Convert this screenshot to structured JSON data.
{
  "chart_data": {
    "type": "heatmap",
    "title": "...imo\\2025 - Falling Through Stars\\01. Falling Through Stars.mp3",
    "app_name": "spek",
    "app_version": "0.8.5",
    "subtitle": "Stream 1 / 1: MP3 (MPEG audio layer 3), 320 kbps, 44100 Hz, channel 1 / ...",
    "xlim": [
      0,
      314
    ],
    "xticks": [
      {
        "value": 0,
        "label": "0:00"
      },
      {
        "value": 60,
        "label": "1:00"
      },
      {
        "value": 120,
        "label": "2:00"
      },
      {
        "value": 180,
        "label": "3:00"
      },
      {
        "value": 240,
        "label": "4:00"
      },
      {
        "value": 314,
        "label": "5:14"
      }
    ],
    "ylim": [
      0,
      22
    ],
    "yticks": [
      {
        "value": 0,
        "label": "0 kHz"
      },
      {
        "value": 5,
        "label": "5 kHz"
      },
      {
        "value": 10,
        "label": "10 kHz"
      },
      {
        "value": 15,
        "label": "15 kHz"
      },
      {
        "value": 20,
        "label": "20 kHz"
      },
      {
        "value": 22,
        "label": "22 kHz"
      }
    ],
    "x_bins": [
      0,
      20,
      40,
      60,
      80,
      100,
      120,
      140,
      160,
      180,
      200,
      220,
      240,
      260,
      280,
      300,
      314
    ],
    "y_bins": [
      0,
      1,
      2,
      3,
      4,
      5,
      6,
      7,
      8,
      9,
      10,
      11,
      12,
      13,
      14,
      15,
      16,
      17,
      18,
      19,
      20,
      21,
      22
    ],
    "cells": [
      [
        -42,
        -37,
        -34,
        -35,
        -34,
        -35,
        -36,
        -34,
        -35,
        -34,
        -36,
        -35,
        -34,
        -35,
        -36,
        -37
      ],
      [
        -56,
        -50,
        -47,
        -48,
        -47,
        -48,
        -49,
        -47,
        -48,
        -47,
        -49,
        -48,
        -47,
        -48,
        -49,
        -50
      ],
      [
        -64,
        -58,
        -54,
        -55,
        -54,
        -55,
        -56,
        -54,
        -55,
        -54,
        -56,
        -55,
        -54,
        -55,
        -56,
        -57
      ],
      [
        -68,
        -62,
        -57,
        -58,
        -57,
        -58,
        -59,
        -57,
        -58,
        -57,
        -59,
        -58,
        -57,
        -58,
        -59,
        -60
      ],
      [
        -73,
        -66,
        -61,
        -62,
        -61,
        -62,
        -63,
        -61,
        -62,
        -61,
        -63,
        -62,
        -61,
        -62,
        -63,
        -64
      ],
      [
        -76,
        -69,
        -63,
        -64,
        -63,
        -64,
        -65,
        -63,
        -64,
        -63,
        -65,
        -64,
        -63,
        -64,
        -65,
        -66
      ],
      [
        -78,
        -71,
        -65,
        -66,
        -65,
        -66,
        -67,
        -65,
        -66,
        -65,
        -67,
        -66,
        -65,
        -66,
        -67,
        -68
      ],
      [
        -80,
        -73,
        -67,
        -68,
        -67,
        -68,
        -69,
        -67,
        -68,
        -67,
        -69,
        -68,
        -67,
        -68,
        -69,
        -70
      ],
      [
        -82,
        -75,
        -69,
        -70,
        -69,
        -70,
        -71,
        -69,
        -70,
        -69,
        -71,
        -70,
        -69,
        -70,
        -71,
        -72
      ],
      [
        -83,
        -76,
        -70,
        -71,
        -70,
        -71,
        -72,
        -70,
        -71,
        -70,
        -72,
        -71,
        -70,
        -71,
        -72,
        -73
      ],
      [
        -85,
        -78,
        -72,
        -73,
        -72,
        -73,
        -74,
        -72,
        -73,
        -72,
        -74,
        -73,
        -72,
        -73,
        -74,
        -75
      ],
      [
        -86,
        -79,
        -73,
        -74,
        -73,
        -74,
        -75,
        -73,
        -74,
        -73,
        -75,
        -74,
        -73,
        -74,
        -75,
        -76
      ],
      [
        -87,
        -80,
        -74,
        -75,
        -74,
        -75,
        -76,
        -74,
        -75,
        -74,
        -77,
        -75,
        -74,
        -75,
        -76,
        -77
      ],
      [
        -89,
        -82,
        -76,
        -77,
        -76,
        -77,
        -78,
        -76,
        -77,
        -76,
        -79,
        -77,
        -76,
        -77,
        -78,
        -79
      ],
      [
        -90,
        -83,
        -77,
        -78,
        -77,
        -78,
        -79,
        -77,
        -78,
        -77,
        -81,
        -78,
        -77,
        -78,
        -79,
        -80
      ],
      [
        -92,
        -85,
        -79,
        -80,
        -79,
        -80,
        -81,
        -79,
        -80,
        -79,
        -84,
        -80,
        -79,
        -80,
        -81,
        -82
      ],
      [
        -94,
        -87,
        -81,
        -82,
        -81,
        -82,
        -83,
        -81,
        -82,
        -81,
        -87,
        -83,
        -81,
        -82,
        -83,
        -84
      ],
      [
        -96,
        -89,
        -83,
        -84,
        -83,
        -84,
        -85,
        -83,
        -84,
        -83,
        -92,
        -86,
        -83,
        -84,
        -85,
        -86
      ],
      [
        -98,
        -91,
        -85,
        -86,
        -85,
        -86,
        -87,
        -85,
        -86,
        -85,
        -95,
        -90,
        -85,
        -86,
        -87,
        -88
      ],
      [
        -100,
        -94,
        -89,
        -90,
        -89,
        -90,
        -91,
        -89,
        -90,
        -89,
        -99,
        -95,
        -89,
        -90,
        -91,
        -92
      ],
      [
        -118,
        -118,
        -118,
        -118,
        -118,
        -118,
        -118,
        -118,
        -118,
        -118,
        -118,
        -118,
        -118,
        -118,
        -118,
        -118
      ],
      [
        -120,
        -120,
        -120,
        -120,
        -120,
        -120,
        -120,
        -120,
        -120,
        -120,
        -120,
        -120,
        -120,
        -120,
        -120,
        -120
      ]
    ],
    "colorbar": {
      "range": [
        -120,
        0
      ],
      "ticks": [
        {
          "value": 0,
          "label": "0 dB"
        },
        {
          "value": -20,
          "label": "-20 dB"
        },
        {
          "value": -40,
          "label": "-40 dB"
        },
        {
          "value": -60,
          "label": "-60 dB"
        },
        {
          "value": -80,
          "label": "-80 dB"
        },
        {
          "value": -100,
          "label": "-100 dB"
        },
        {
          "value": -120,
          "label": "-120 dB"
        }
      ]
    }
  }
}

______

Set down every record above exactly as given.

**Exercise response:**
Convert this screenshot to structured JSON data.
{
  "chart_data": {
    "type": "heatmap",
    "title": "...imo\\2025 - Falling Through Stars\\01. Falling Through Stars.mp3",
    "app_name": "spek",
    "app_version": "0.8.5",
    "subtitle": "Stream 1 / 1: MP3 (MPEG audio layer 3), 320 kbps, 44100 Hz, channel 1 / ...",
    "xlim": [
      0,
      314
    ],
    "xticks": [
      {
        "value": 0,
        "label": "0:00"
      },
      {
        "value": 60,
        "label": "1:00"
      },
      {
        "value": 120,
        "label": "2:00"
      },
      {
        "value": 180,
        "label": "3:00"
      },
      {
        "value": 240,
        "label": "4:00"
      },
      {
        "value": 314,
        "label": "5:14"
      }
    ],
    "ylim": [
      0,
      22
    ],
    "yticks": [
      {
        "value": 0,
        "label": "0 kHz"
      },
      {
        "value": 5,
        "label": "5 kHz"
      },
      {
        "value": 10,
        "label": "10 kHz"
      },
      {
        "value": 15,
        "label": "15 kHz"
      },
      {
        "value": 20,
        "label": "20 kHz"
      },
      {
        "value": 22,
        "label": "22 kHz"
      }
    ],
    "x_bins": [
      0,
      20,
      40,
      60,
      80,
      100,
      120,
      140,
      160,
      180,
      200,
      220,
      240,
      260,
      280,
      300,
      314
    ],
    "y_bins": [
      0,
      1,
      2,
      3,
      4,
      5,
      6,
      7,
      8,
      9,
      10,
      11,
      12,
      13,
      14,
      15,
      16,
      17,
      18,
      19,
      20,
      21,
      22
    ],
    "cells": [
      [
        -42,
        -37,
        -34,
        -35,
        -34,
        -35,
        -36,
        -34,
        -35,
        -34,
        -36,
        -35,
        -34,
        -35,
        -36,
        -37
      ],
      [
        -56,
        -50,
        -47,
        -48,
        -47,
        -48,
        -49,
        -47,
        -48,
        -47,
        -49,
        -48,
        -47,
        -48,
        -49,
        -50
      ],
      [
        -64,
        -58,
        -54,
        -55,
        -54,
        -55,
        -56,
        -54,
        -55,
        -54,
        -56,
        -55,
        -54,
        -55,
        -56,
        -57
      ],
      [
        -68,
        -62,
        -57,
        -58,
        -57,
        -58,
        -59,
        -57,
        -58,
        -57,
        -59,
        -58,
        -57,
        -58,
        -59,
        -60
      ],
      [
        -73,
        -66,
        -61,
        -62,
        -61,
        -62,
        -63,
        -61,
        -62,
        -61,
        -63,
        -62,
        -61,
        -62,
        -63,
        -64
      ],
      [
        -76,
        -69,
        -63,
        -64,
        -63,
        -64,
        -65,
        -63,
        -64,
        -63,
        -65,
        -64,
        -63,
        -64,
        -65,
        -66
      ],
      [
        -78,
        -71,
        -65,
        -66,
        -65,
        -66,
        -67,
        -65,
        -66,
        -65,
        -67,
        -66,
        -65,
        -66,
        -67,
        -68
      ],
      [
        -80,
        -73,
        -67,
        -68,
        -67,
        -68,
        -69,
        -67,
        -68,
        -67,
        -69,
        -68,
        -67,
        -68,
        -69,
        -70
      ],
      [
        -82,
        -75,
        -69,
        -70,
        -69,
        -70,
        -71,
        -69,
        -70,
        -69,
        -71,
        -70,
        -69,
        -70,
        -71,
        -72
      ],
      [
        -83,
        -76,
        -70,
        -71,
        -70,
        -71,
        -72,
        -70,
        -71,
        -70,
        -72,
        -71,
        -70,
        -71,
        -72,
        -73
      ],
      [
        -85,
        -78,
        -72,
        -73,
        -72,
        -73,
        -74,
        -72,
        -73,
        -72,
        -74,
        -73,
        -72,
        -73,
        -74,
        -75
      ],
      [
        -86,
        -79,
        -73,
        -74,
        -73,
        -74,
        -75,
        -73,
        -74,
        -73,
        -75,
        -74,
        -73,
        -74,
        -75,
        -76
      ],
      [
        -87,
        -80,
        -74,
        -75,
        -74,
        -75,
        -76,
        -74,
        -75,
        -74,
        -77,
        -75,
        -74,
        -75,
        -76,
        -77
      ],
      [
        -89,
        -82,
        -76,
        -77,
        -76,
        -77,
        -78,
        -76,
        -77,
        -76,
        -79,
        -77,
        -76,
        -77,
        -78,
        -79
      ],
      [
        -90,
        -83,
        -77,
        -78,
        -77,
        -78,
        -79,
        -77,
        -78,
        -77,
        -81,
        -78,
        -77,
        -78,
        -79,
        -80
      ],
      [
        -92,
        -85,
        -79,
        -80,
        -79,
        -80,
        -81,
        -79,
        -80,
        -79,
        -84,
        -80,
        -79,
        -80,
        -81,
        -82
      ],
      [
        -94,
        -87,
        -81,
        -82,
        -81,
        -82,
        -83,
        -81,
        -82,
        -81,
        -87,
        -83,
        -81,
        -82,
        -83,
        -84
      ],
      [
        -96,
        -89,
        -83,
        -84,
        -83,
        -84,
        -85,
        -83,
        -84,
        -83,
        -92,
        -86,
        -83,
        -84,
        -85,
        -86
      ],
      [
        -98,
        -91,
        -85,
        -86,
        -85,
        -86,
        -87,
        -85,
        -86,
        -85,
        -95,
        -90,
        -85,
        -86,
        -87,
        -88
      ],
      [
        -100,
        -94,
        -89,
        -90,
        -89,
        -90,
        -91,
        -89,
        -90,
        -89,
        -99,
        -95,
        -89,
        -90,
        -91,
        -92
      ],
      [
        -118,
        -118,
        -118,
        -118,
        -118,
        -118,
        -118,
        -118,
        -118,
        -118,
        -118,
        -118,
        -118,
        -118,
        -118,
        -118
      ],
      [
        -120,
        -120,
        -120,
        -120,
        -120,
        -120,
        -120,
        -120,
        -120,
        -120,
        -120,
        -120,
        -120,
        -120,
        -120,
        -120
      ]
    ],
    "colorbar": {
      "range": [
        -120,
        0
      ],
      "ticks": [
        {
          "value": 0,
          "label": "0 dB"
        },
        {
          "value": -20,
          "label": "-20 dB"
        },
        {
          "value": -40,
          "label": "-40 dB"
        },
        {
          "value": -60,
          "label": "-60 dB"
        },
        {
          "value": -80,
          "label": "-80 dB"
        },
        {
          "value": -100,
          "label": "-100 dB"
        },
        {
          "value": -120,
          "label": "-120 dB"
        }
      ]
    }
  }
}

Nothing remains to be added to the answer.